-- BEGIN --

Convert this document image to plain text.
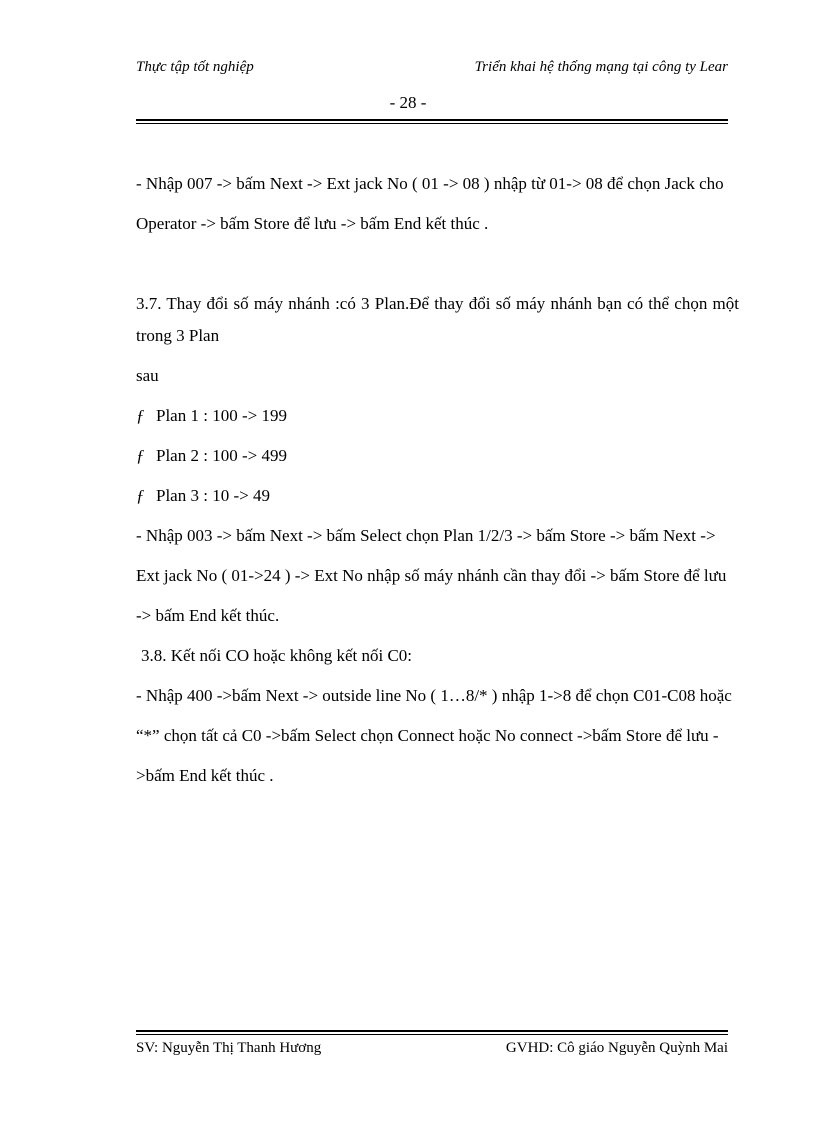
Thực tập tốt nghiệp	Triển khai hệ thống mạng tại công ty Lear
- 28 -

- Nhập 007 -> bấm Next -> Ext jack No ( 01 -> 08 ) nhập từ 01-> 08 để chọn Jack cho

Operator -> bấm Store để lưu -> bấm End kết thúc .

3.7. Thay đổi số máy nhánh :có 3 Plan.Để thay đổi số máy nhánh bạn có thể chọn một trong 3 Plan

sau

ƒ Plan 1 : 100 -> 199

ƒ Plan 2 : 100 -> 499

ƒ Plan 3 : 10 -> 49

- Nhập 003 -> bấm Next -> bấm Select chọn Plan 1/2/3 -> bấm Store -> bấm Next ->

Ext jack No ( 01->24 ) -> Ext No nhập số máy nhánh cần thay đổi -> bấm Store để lưu

-> bấm End kết thúc.

3.8. Kết nối CO hoặc không kết nối C0:

- Nhập 400 ->bấm Next -> outside line No ( 1…8/* ) nhập 1->8 để chọn C01-C08 hoặc

“*” chọn tất cả C0 ->bấm Select chọn Connect hoặc No connect ->bấm Store để lưu -

>bấm End kết thúc .

SV: Nguyễn Thị Thanh Hương	GVHD: Cô giáo Nguyễn Quỳnh Mai
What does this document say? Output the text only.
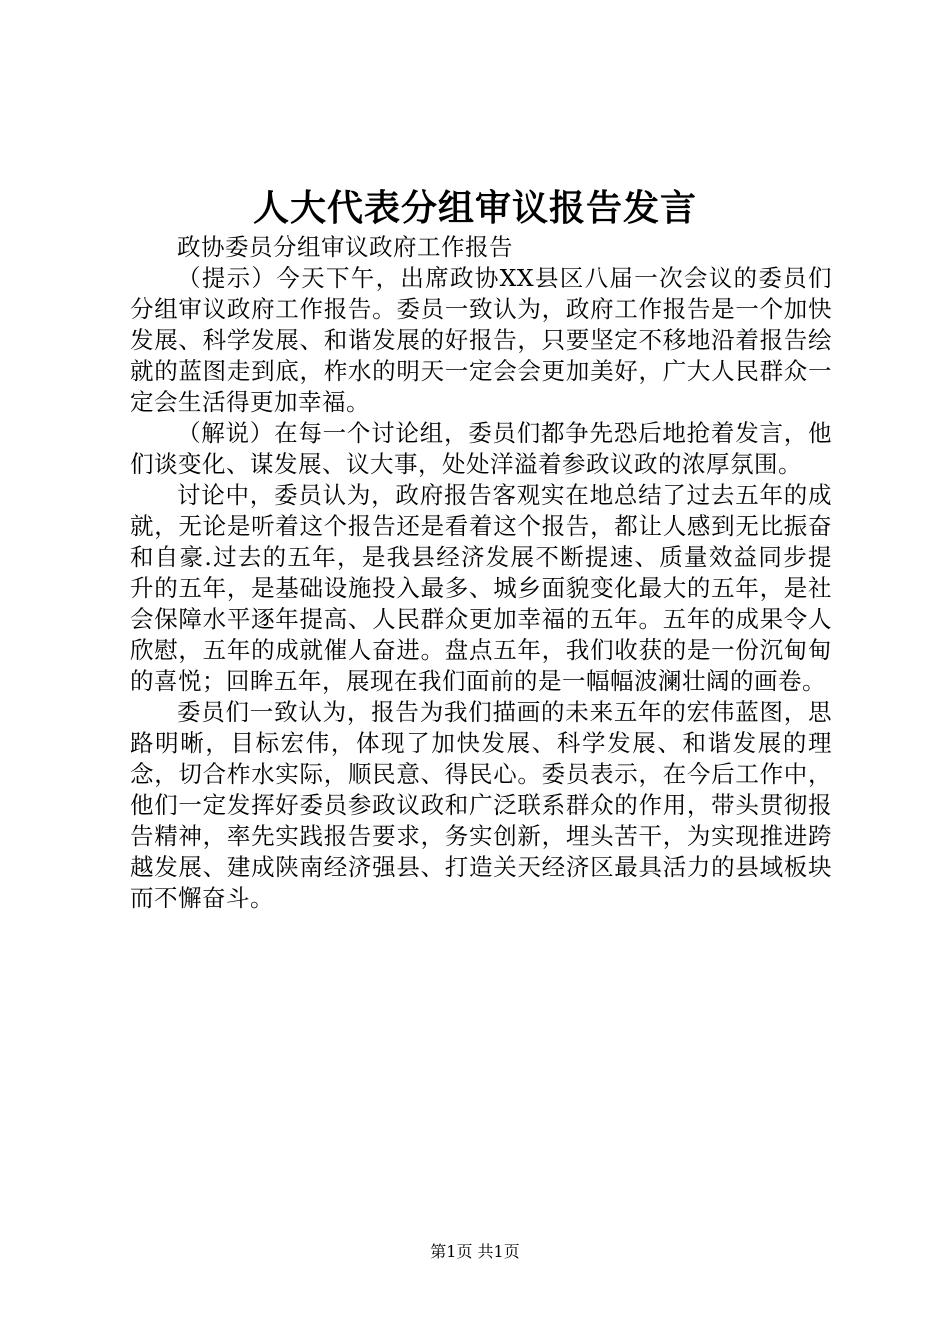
人大代表分组审议报告发言

政协委员分组审议政府工作报告

（提示）今天下午，出席政协XX县区八届一次会议的委员们分组审议政府工作报告。委员一致认为，政府工作报告是一个加快发展、科学发展、和谐发展的好报告，只要坚定不移地沿着报告绘就的蓝图走到底，柞水的明天一定会会更加美好，广大人民群众一定会生活得更加幸福。

（解说）在每一个讨论组，委员们都争先恐后地抢着发言，他们谈变化、谋发展、议大事，处处洋溢着参政议政的浓厚氛围。

讨论中，委员认为，政府报告客观实在地总结了过去五年的成就，无论是听着这个报告还是看着这个报告，都让人感到无比振奋和自豪.过去的五年，是我县经济发展不断提速、质量效益同步提升的五年，是基础设施投入最多、城乡面貌变化最大的五年，是社会保障水平逐年提高、人民群众更加幸福的五年。五年的成果令人欣慰，五年的成就催人奋进。盘点五年，我们收获的是一份沉甸甸的喜悦；回眸五年，展现在我们面前的是一幅幅波澜壮阔的画卷。

委员们一致认为，报告为我们描画的未来五年的宏伟蓝图，思路明晰，目标宏伟，体现了加快发展、科学发展、和谐发展的理念，切合柞水实际，顺民意、得民心。委员表示，在今后工作中，他们一定发挥好委员参政议政和广泛联系群众的作用，带头贯彻报告精神，率先实践报告要求，务实创新，埋头苦干，为实现推进跨越发展、建成陕南经济强县、打造关天经济区最具活力的县域板块而不懈奋斗。

第1页 共1页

-- END --

▸ **Requirements**
Every line containing the string "Select" must be listed.

▸ **Task result**
- Nhập 003 -> bấm Next -> bấm Select chọn Plan 1/2/3 -> bấm Store -> bấm Next ->
“*” chọn tất cả C0 ->bấm Select chọn Connect hoặc No connect ->bấm Store để lưu -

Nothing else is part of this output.